> _Document text_

Segment Open

MongoDB $group and $project stages explained with examples
$group accumulator operators, $sum, $avg, $min, $max, $first, $last, $push, $addToSet, $project field inclusion and exclusion, computed fields
$group — collapse documents into summaries
$group collapses all documents sharing the same _id expression value into a single output document. Accumulator operators compute values across all documents in each group. Set _id: null to aggregate across the entire collection into one result.
// Group products by category and compute stats per group
const stats = await db.collection('products').aggregate([
{ $group: {
_id: '$category',
productCount: { $sum: 1 }, // count documents
avgPrice: { $avg: '$price' }, // mean price
minPrice: { $min: '$price' }, // lowest price
maxPrice: { $max: '$price' }, // highest price
allNames: { $push: '$name' }, // array with duplicates allowed
uniqueTags: { $addToSet: '$tag' } // deduplicated array
}}
]).toArray()$project — reshape and compute fields
$project includes, excludes, renames, and computes new fields using aggregation expressions. Unlike a find projection, $project can create entirely new computed fields using operators like $multiply, $concat, and $year.
db.collection('orders').aggregate([
{ $project: {
_id: 0,
orderId: '$_id',
discountedTotal: { $multiply: ['$total', 0.9] },
customerName: { $concat: ['$firstName', ' ', '$lastName'] },
orderYear: { $year: '$createdAt' },
isPremium: { $gt: ['$total', 500] }
}}
])When working with $group, remember that the _id field defines the grouping key — it is required and must not be confused with the document's _id field from the collection. Setting _id: null aggregates all documents in the pipeline into a single output document, which is useful for computing collection-wide totals like overall revenue or mean order value across all records.

Segment Closed

> _Material shown_
Segment Open

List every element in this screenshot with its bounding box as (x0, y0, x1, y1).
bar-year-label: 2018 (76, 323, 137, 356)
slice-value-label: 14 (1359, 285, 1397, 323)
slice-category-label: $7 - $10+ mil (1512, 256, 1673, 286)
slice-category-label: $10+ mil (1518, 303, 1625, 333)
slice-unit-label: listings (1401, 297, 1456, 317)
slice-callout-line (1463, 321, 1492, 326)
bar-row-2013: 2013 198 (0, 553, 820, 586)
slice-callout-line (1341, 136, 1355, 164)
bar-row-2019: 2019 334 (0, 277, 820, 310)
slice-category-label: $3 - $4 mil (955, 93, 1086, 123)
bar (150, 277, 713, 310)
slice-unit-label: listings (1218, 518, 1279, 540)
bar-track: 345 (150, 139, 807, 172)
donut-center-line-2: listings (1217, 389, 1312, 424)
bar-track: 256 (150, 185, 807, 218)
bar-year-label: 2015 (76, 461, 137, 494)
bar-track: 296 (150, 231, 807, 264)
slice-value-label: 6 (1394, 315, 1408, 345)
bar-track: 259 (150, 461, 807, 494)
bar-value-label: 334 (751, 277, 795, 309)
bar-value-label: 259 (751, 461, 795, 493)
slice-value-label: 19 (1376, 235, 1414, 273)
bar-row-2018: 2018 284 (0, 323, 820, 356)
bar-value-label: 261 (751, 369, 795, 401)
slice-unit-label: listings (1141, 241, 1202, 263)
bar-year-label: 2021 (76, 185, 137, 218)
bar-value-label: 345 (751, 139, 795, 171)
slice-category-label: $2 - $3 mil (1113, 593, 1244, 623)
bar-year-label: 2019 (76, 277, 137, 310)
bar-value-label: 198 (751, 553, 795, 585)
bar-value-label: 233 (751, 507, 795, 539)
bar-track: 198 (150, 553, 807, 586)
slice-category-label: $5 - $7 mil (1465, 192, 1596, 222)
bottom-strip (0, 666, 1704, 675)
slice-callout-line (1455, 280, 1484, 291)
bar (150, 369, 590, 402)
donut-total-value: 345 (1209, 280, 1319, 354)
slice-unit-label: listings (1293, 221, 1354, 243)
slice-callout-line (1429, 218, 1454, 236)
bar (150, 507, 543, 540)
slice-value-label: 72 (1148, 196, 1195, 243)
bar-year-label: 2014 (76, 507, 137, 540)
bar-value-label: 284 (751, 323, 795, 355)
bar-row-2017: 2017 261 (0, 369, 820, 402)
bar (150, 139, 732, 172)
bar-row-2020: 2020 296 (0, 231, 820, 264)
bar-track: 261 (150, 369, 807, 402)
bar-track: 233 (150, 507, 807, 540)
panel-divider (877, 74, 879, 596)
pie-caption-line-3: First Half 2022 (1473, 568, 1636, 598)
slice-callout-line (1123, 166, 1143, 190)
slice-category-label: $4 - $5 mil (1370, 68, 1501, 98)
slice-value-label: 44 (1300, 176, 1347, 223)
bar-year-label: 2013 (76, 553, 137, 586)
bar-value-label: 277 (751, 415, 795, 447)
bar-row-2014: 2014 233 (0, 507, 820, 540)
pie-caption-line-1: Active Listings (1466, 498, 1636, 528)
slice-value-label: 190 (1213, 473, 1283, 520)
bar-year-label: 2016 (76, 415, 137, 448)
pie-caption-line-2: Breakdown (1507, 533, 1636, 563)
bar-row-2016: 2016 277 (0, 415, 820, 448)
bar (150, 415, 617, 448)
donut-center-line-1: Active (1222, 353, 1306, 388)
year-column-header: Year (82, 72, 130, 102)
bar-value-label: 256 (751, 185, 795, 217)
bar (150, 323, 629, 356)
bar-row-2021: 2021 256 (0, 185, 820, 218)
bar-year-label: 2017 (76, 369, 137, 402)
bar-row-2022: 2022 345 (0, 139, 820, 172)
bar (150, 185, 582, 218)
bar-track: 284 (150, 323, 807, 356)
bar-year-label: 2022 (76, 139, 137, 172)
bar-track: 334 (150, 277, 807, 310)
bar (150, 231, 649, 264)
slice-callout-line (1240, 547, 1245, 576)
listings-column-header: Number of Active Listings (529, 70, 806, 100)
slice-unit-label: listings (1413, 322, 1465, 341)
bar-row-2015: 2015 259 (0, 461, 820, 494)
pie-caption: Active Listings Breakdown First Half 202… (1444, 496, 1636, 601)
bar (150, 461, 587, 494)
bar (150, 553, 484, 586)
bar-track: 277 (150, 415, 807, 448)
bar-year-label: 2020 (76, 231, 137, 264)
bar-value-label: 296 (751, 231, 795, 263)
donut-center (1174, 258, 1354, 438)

Segment Closed

> _Goal of the exercise_
Reproduce the passage of the MongoDB $group and $project text starting at "MongoDB $group and" and ending at "into one result.", replacing "documents" with "entries" each time it appears.

> _Result for this exercise_
MongoDB $group and $project stages explained with examples
$group accumulator operators, $sum, $avg, $min, $max, $first, $last, $push, $addToSet, $project field inclusion and exclusion, computed fields
$group — collapse entries into summaries
$group collapses all entries sharing the same _id expression value into a single output document. Accumulator operators compute values across all entries in each group. Set _id: null to aggregate across the entire collection into one result.